* start Raw data *

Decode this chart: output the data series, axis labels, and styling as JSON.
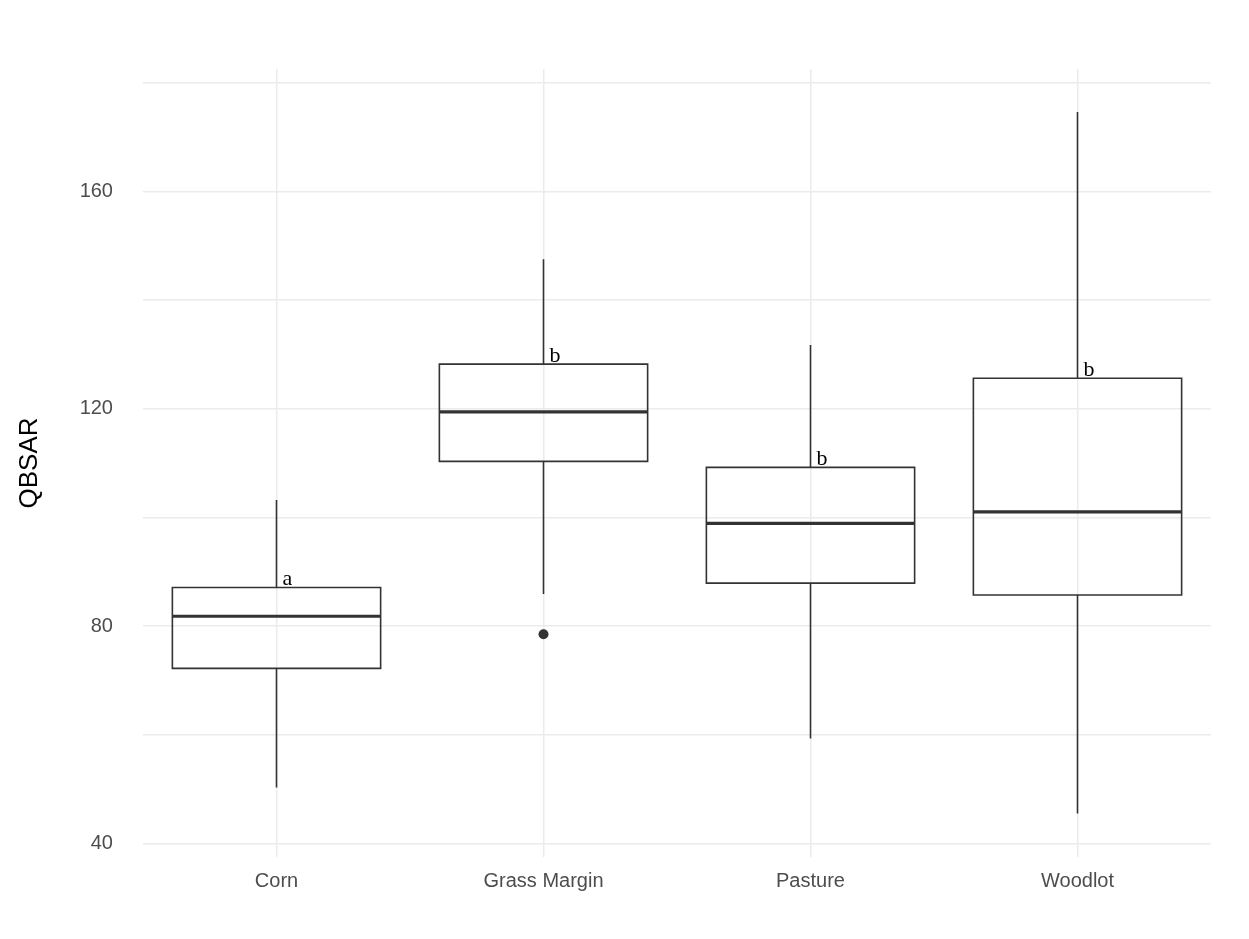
{
  "chart_data": {
    "type": "box",
    "ylabel": "QBSAR",
    "categories": [
      "Corn",
      "Grass Margin",
      "Pasture",
      "Woodlot"
    ],
    "color": "#333333",
    "boxes": [
      {
        "low": 50.3,
        "q1": 72.2,
        "median": 81.8,
        "q3": 87.1,
        "high": 103.2
      },
      {
        "low": 85.9,
        "q1": 110.3,
        "median": 119.4,
        "q3": 128.2,
        "high": 147.5,
        "outliers": [
          78.5
        ]
      },
      {
        "low": 59.3,
        "q1": 87.9,
        "median": 98.9,
        "q3": 109.2,
        "high": 131.7
      },
      {
        "low": 45.5,
        "q1": 85.7,
        "median": 101,
        "q3": 125.6,
        "high": 174.6
      }
    ],
    "ylim": [
      37.5,
      182.5
    ],
    "yticks": [
      40,
      {
        "value": 60,
        "label": null
      },
      80,
      {
        "value": 100,
        "label": null
      },
      120,
      {
        "value": 140,
        "label": null
      },
      160,
      {
        "value": 180,
        "label": null
      }
    ],
    "grid": true,
    "annotations": [
      {
        "text": "a",
        "x": "Corn",
        "y": 87.1
      },
      {
        "text": "b",
        "x": "Grass Margin",
        "y": 128.2
      },
      {
        "text": "b",
        "x": "Pasture",
        "y": 109.2
      },
      {
        "text": "b",
        "x": "Woodlot",
        "y": 125.6
      }
    ]
  }
}
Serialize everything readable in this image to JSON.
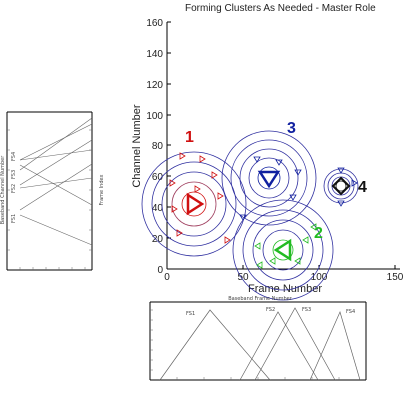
{
  "main": {
    "title": "Forming Clusters As Needed - Master Role",
    "xlabel": "Frame Number",
    "ylabel": "Channel Number",
    "x_ticks": [
      "0",
      "50",
      "100",
      "150"
    ],
    "y_ticks": [
      "0",
      "20",
      "40",
      "60",
      "80",
      "100",
      "120",
      "140",
      "160"
    ],
    "clusters": [
      {
        "label": "1",
        "color": "#d01010",
        "marker": "triangle-right"
      },
      {
        "label": "2",
        "color": "#22bb22",
        "marker": "triangle-left"
      },
      {
        "label": "3",
        "color": "#1020a0",
        "marker": "triangle-down"
      },
      {
        "label": "4",
        "color": "#111111",
        "marker": "diamond"
      }
    ]
  },
  "inset_left": {
    "ylabel": "Baseband Channel Number",
    "y2label": "Frame Index",
    "labels": [
      "FS1",
      "FS2",
      "FS3",
      "FS4"
    ]
  },
  "inset_bottom": {
    "title": "Baseband Frame Number",
    "labels": [
      "FS1",
      "FS2",
      "FS3",
      "FS4"
    ]
  }
}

* end Raw data *

## Problem to work on
Find the lines holding "high" and list every one.

## Exercise solution
        "high": 103.2
        "high": 147.5,
        "high": 131.7
        "high": 174.6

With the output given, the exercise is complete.